DESCRIPTION OF THE TASK> Copy the entries below with every "sidebar-item" swapped for "nav-item" and everything else left unchanged. Leave the pictures out.

************

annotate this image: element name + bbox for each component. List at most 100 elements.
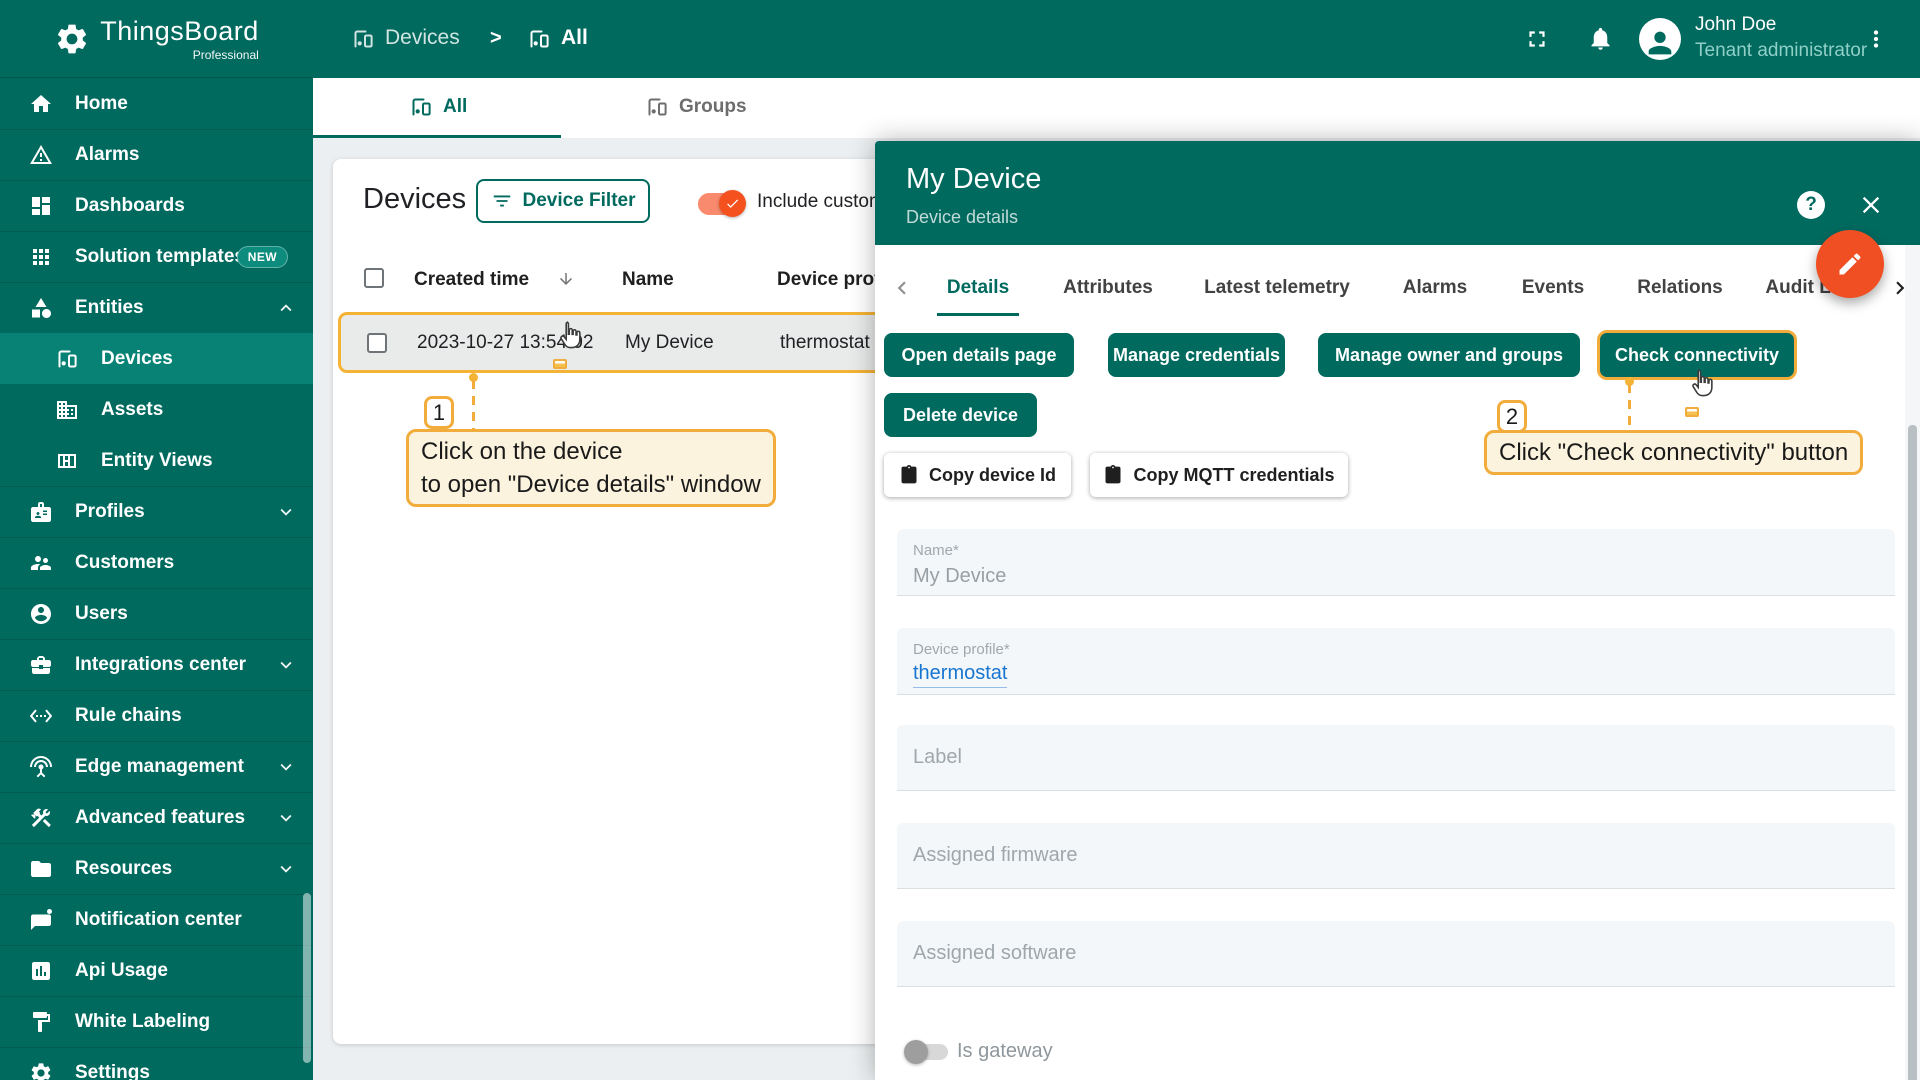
sidebar-item-integrations-center[interactable]: Integrations center bbox=[0, 639, 313, 690]
panel-scrollbar-thumb[interactable] bbox=[1908, 425, 1917, 1080]
is-gateway-toggle[interactable] bbox=[904, 1040, 948, 1064]
annotation1-line2: to open "Device details" window bbox=[421, 471, 761, 498]
select-all-checkbox[interactable] bbox=[364, 268, 384, 288]
device-filter-label: Device Filter bbox=[522, 190, 636, 211]
pointer-cursor-button bbox=[1685, 368, 1718, 417]
device-profile-link[interactable]: thermostat bbox=[913, 662, 1008, 688]
panel-tab-attributes[interactable]: Attributes bbox=[1063, 277, 1153, 299]
alarms-icon bbox=[30, 145, 52, 164]
name-field[interactable]: Name* My Device bbox=[897, 529, 1895, 596]
device-profile-field[interactable]: Device profile* thermostat bbox=[897, 628, 1895, 695]
tab-all[interactable]: All bbox=[409, 95, 467, 119]
more-menu-icon[interactable] bbox=[1863, 26, 1889, 52]
name-field-value: My Device bbox=[913, 565, 1007, 587]
copy-device-id-label: Copy device Id bbox=[928, 464, 1057, 485]
copy-mqtt-credentials-button[interactable]: Copy MQTT credentials bbox=[1090, 453, 1348, 497]
sidebar-item-notification-center[interactable]: Notification center bbox=[0, 894, 313, 945]
assigned-software-placeholder: Assigned software bbox=[913, 942, 1077, 964]
help-icon[interactable]: ? bbox=[1797, 191, 1825, 219]
sidebar-item-resources[interactable]: Resources bbox=[0, 843, 313, 894]
sidebar-item-alarms[interactable]: Alarms bbox=[0, 129, 313, 180]
active-tab-underline bbox=[313, 135, 561, 138]
panel-tab-latest-telemetry[interactable]: Latest telemetry bbox=[1204, 277, 1350, 299]
sidebar-item-label: Alarms bbox=[75, 144, 140, 165]
chevron-down-icon bbox=[280, 661, 292, 669]
brand-logo[interactable]: ThingsBoard Professional bbox=[0, 0, 313, 78]
entity-tabs-bar: All Groups bbox=[313, 78, 1920, 138]
toggle-knob bbox=[719, 190, 746, 217]
sidebar-item-label: Integrations center bbox=[75, 654, 247, 675]
tabs-scroll-left-icon[interactable] bbox=[889, 275, 915, 301]
sidebar-item-entity-views[interactable]: Entity Views bbox=[0, 435, 313, 486]
sidebar-item-dashboards[interactable]: Dashboards bbox=[0, 180, 313, 231]
sidebar-item-label: Edge management bbox=[75, 756, 244, 777]
integrations-icon bbox=[31, 656, 51, 674]
sidebar-item-label: Home bbox=[75, 92, 128, 114]
breadcrumb-devices[interactable]: Devices bbox=[385, 26, 460, 50]
panel-tab-relations[interactable]: Relations bbox=[1637, 277, 1723, 299]
sidebar-item-api-usage[interactable]: Api Usage bbox=[0, 945, 313, 996]
sidebar-item-label: Rule chains bbox=[75, 705, 182, 726]
sidebar-item-devices[interactable]: Devices bbox=[0, 333, 313, 384]
sort-descending-icon[interactable] bbox=[557, 270, 575, 288]
panel-tab-events[interactable]: Events bbox=[1522, 277, 1584, 299]
new-badge: NEW bbox=[236, 246, 288, 268]
sidebar-item-label: Api Usage bbox=[75, 960, 168, 981]
annotation2-step-badge: 2 bbox=[1497, 400, 1527, 433]
devices-icon bbox=[58, 350, 77, 367]
label-field[interactable]: Label bbox=[897, 725, 1895, 791]
copy-icon bbox=[1105, 465, 1121, 484]
top-bar: Devices > All John Doe Tenant administra… bbox=[313, 0, 1920, 78]
close-icon[interactable] bbox=[1857, 191, 1885, 219]
panel-scrollbar-track bbox=[1905, 245, 1920, 1080]
sidebar-item-users[interactable]: Users bbox=[0, 588, 313, 639]
annotation1-callout: Click on the device to open "Device deta… bbox=[406, 429, 776, 507]
thingsboard-logo-icon bbox=[58, 24, 87, 53]
brand-name: ThingsBoard bbox=[100, 15, 259, 46]
sidebar-item-rule-chains[interactable]: Rule chains bbox=[0, 690, 313, 741]
sidebar-item-customers[interactable]: Customers bbox=[0, 537, 313, 588]
sidebar-item-home[interactable]: Home bbox=[0, 78, 313, 129]
sidebar: ThingsBoard Professional Home Alarms Das… bbox=[0, 0, 313, 1080]
assigned-firmware-field[interactable]: Assigned firmware bbox=[897, 823, 1895, 889]
tab-groups[interactable]: Groups bbox=[645, 95, 747, 119]
sidebar-scrollbar[interactable] bbox=[303, 893, 311, 1063]
tab-all-device-icon bbox=[412, 98, 431, 116]
settings-icon bbox=[31, 1063, 51, 1080]
click-indicator bbox=[1685, 407, 1699, 417]
sidebar-item-label: Devices bbox=[101, 347, 173, 369]
user-avatar[interactable] bbox=[1639, 18, 1681, 60]
open-details-page-button[interactable]: Open details page bbox=[884, 333, 1074, 377]
notifications-bell-icon[interactable] bbox=[1587, 25, 1614, 52]
fullscreen-icon[interactable] bbox=[1524, 26, 1550, 52]
manage-owner-groups-button[interactable]: Manage owner and groups bbox=[1318, 333, 1580, 377]
panel-tab-details[interactable]: Details bbox=[947, 277, 1009, 299]
sidebar-item-settings[interactable]: Settings bbox=[0, 1047, 313, 1080]
sidebar-item-entities[interactable]: Entities bbox=[0, 282, 313, 333]
row-checkbox[interactable] bbox=[367, 333, 387, 353]
assigned-firmware-placeholder: Assigned firmware bbox=[913, 844, 1078, 866]
device-filter-button[interactable]: Device Filter bbox=[476, 179, 650, 223]
sidebar-item-assets[interactable]: Assets bbox=[0, 384, 313, 435]
label-field-placeholder: Label bbox=[913, 746, 962, 768]
sidebar-item-profiles[interactable]: Profiles bbox=[0, 486, 313, 537]
copy-device-id-button[interactable]: Copy device Id bbox=[884, 453, 1071, 497]
edit-fab-button[interactable] bbox=[1816, 230, 1884, 298]
panel-title: My Device bbox=[906, 163, 1042, 195]
sidebar-item-advanced-features[interactable]: Advanced features bbox=[0, 792, 313, 843]
panel-tab-alarms[interactable]: Alarms bbox=[1403, 277, 1467, 299]
panel-header: My Device Device details ? bbox=[875, 141, 1920, 245]
manage-credentials-button[interactable]: Manage credentials bbox=[1108, 333, 1285, 377]
sidebar-item-solution-templates[interactable]: Solution templates NEW bbox=[0, 231, 313, 282]
copy-icon bbox=[901, 465, 917, 484]
chevron-down-icon bbox=[280, 763, 292, 771]
column-name[interactable]: Name bbox=[622, 269, 674, 291]
column-created-time[interactable]: Created time bbox=[414, 269, 529, 291]
include-customers-toggle[interactable] bbox=[698, 190, 748, 218]
delete-device-button[interactable]: Delete device bbox=[884, 393, 1037, 437]
assigned-software-field[interactable]: Assigned software bbox=[897, 921, 1895, 987]
filter-icon bbox=[493, 195, 510, 207]
sidebar-item-edge-management[interactable]: Edge management bbox=[0, 741, 313, 792]
sidebar-item-white-labeling[interactable]: White Labeling bbox=[0, 996, 313, 1047]
thingsboard-app: ThingsBoard Professional Home Alarms Das… bbox=[0, 0, 1920, 1080]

************

EXERCISE RESULT>
annotate this image: element name + bbox for each component. List at most 100 elements.
nav-item-integrations-center[interactable]: Integrations center bbox=[0, 639, 313, 690]
panel-scrollbar-thumb[interactable] bbox=[1908, 425, 1917, 1080]
is-gateway-toggle[interactable] bbox=[904, 1040, 948, 1064]
annotation1-line2: to open "Device details" window bbox=[421, 471, 761, 498]
select-all-checkbox[interactable] bbox=[364, 268, 384, 288]
device-filter-label: Device Filter bbox=[522, 190, 636, 211]
pointer-cursor-button bbox=[1685, 368, 1718, 417]
device-profile-link[interactable]: thermostat bbox=[913, 662, 1008, 688]
panel-tab-attributes[interactable]: Attributes bbox=[1063, 277, 1153, 299]
alarms-icon bbox=[30, 145, 52, 164]
name-field[interactable]: Name* My Device bbox=[897, 529, 1895, 596]
device-profile-field[interactable]: Device profile* thermostat bbox=[897, 628, 1895, 695]
tab-all[interactable]: All bbox=[409, 95, 467, 119]
more-menu-icon[interactable] bbox=[1863, 26, 1889, 52]
name-field-value: My Device bbox=[913, 565, 1007, 587]
copy-device-id-label: Copy device Id bbox=[928, 464, 1057, 485]
copy-mqtt-credentials-button[interactable]: Copy MQTT credentials bbox=[1090, 453, 1348, 497]
nav-item-notification-center[interactable]: Notification center bbox=[0, 894, 313, 945]
assigned-software-placeholder: Assigned software bbox=[913, 942, 1077, 964]
help-icon[interactable]: ? bbox=[1797, 191, 1825, 219]
nav-item-resources[interactable]: Resources bbox=[0, 843, 313, 894]
nav-item-alarms[interactable]: Alarms bbox=[0, 129, 313, 180]
active-tab-underline bbox=[313, 135, 561, 138]
panel-tab-latest-telemetry[interactable]: Latest telemetry bbox=[1204, 277, 1350, 299]
nav-item-label: Alarms bbox=[75, 144, 140, 165]
chevron-down-icon bbox=[280, 661, 292, 669]
brand-logo[interactable]: ThingsBoard Professional bbox=[0, 0, 313, 78]
entity-tabs-bar: All Groups bbox=[313, 78, 1920, 138]
toggle-knob bbox=[719, 190, 746, 217]
nav-item-label: Integrations center bbox=[75, 654, 247, 675]
tabs-scroll-left-icon[interactable] bbox=[889, 275, 915, 301]
nav-item-entity-views[interactable]: Entity Views bbox=[0, 435, 313, 486]
nav-item-dashboards[interactable]: Dashboards bbox=[0, 180, 313, 231]
nav-item-label: Edge management bbox=[75, 756, 244, 777]
integrations-icon bbox=[31, 656, 51, 674]
nav-item-label: Home bbox=[75, 92, 128, 114]
breadcrumb-devices[interactable]: Devices bbox=[385, 26, 460, 50]
panel-tab-relations[interactable]: Relations bbox=[1637, 277, 1723, 299]
nav-item-api-usage[interactable]: Api Usage bbox=[0, 945, 313, 996]
nav-item-label: Rule chains bbox=[75, 705, 182, 726]
nav-item-devices[interactable]: Devices bbox=[0, 333, 313, 384]
sort-descending-icon[interactable] bbox=[557, 270, 575, 288]
panel-tab-events[interactable]: Events bbox=[1522, 277, 1584, 299]
new-badge: NEW bbox=[236, 246, 288, 268]
nav-item-label: Api Usage bbox=[75, 960, 168, 981]
annotation2-step-badge: 2 bbox=[1497, 400, 1527, 433]
devices-icon bbox=[58, 350, 77, 367]
label-field[interactable]: Label bbox=[897, 725, 1895, 791]
copy-icon bbox=[1105, 465, 1121, 484]
top-bar: Devices > All John Doe Tenant administra… bbox=[313, 0, 1920, 78]
close-icon[interactable] bbox=[1857, 191, 1885, 219]
panel-scrollbar-track bbox=[1905, 245, 1920, 1080]
nav-item-users[interactable]: Users bbox=[0, 588, 313, 639]
annotation1-callout: Click on the device to open "Device deta… bbox=[406, 429, 776, 507]
thingsboard-logo-icon bbox=[58, 24, 87, 53]
brand-name: ThingsBoard bbox=[100, 15, 259, 46]
nav-item-rule-chains[interactable]: Rule chains bbox=[0, 690, 313, 741]
nav-item-customers[interactable]: Customers bbox=[0, 537, 313, 588]
nav-item-home[interactable]: Home bbox=[0, 78, 313, 129]
sidebar: ThingsBoard Professional Home Alarms Das… bbox=[0, 0, 313, 1080]
assigned-firmware-field[interactable]: Assigned firmware bbox=[897, 823, 1895, 889]
tab-groups[interactable]: Groups bbox=[645, 95, 747, 119]
sidebar-scrollbar[interactable] bbox=[303, 893, 311, 1063]
tab-all-device-icon bbox=[412, 98, 431, 116]
settings-icon bbox=[31, 1063, 51, 1080]
click-indicator bbox=[1685, 407, 1699, 417]
nav-item-label: Devices bbox=[101, 347, 173, 369]
user-avatar[interactable] bbox=[1639, 18, 1681, 60]
open-details-page-button[interactable]: Open details page bbox=[884, 333, 1074, 377]
notifications-bell-icon[interactable] bbox=[1587, 25, 1614, 52]
fullscreen-icon[interactable] bbox=[1524, 26, 1550, 52]
manage-owner-groups-button[interactable]: Manage owner and groups bbox=[1318, 333, 1580, 377]
panel-tab-details[interactable]: Details bbox=[947, 277, 1009, 299]
nav-item-settings[interactable]: Settings bbox=[0, 1047, 313, 1080]
nav-item-entities[interactable]: Entities bbox=[0, 282, 313, 333]
row-checkbox[interactable] bbox=[367, 333, 387, 353]
assigned-firmware-placeholder: Assigned firmware bbox=[913, 844, 1078, 866]
device-filter-button[interactable]: Device Filter bbox=[476, 179, 650, 223]
nav-item-assets[interactable]: Assets bbox=[0, 384, 313, 435]
label-field-placeholder: Label bbox=[913, 746, 962, 768]
nav-item-profiles[interactable]: Profiles bbox=[0, 486, 313, 537]
copy-device-id-button[interactable]: Copy device Id bbox=[884, 453, 1071, 497]
edit-fab-button[interactable] bbox=[1816, 230, 1884, 298]
panel-title: My Device bbox=[906, 163, 1042, 195]
nav-item-advanced-features[interactable]: Advanced features bbox=[0, 792, 313, 843]
panel-tab-alarms[interactable]: Alarms bbox=[1403, 277, 1467, 299]
panel-header: My Device Device details ? bbox=[875, 141, 1920, 245]
manage-credentials-button[interactable]: Manage credentials bbox=[1108, 333, 1285, 377]
nav-item-solution-templates[interactable]: Solution templates NEW bbox=[0, 231, 313, 282]
copy-icon bbox=[901, 465, 917, 484]
chevron-down-icon bbox=[280, 763, 292, 771]
column-name[interactable]: Name bbox=[622, 269, 674, 291]
column-created-time[interactable]: Created time bbox=[414, 269, 529, 291]
include-customers-toggle[interactable] bbox=[698, 190, 748, 218]
delete-device-button[interactable]: Delete device bbox=[884, 393, 1037, 437]
assigned-software-field[interactable]: Assigned software bbox=[897, 921, 1895, 987]
filter-icon bbox=[493, 195, 510, 207]
nav-item-edge-management[interactable]: Edge management bbox=[0, 741, 313, 792]
nav-item-white-labeling[interactable]: White Labeling bbox=[0, 996, 313, 1047]
thingsboard-app: ThingsBoard Professional Home Alarms Das… bbox=[0, 0, 1920, 1080]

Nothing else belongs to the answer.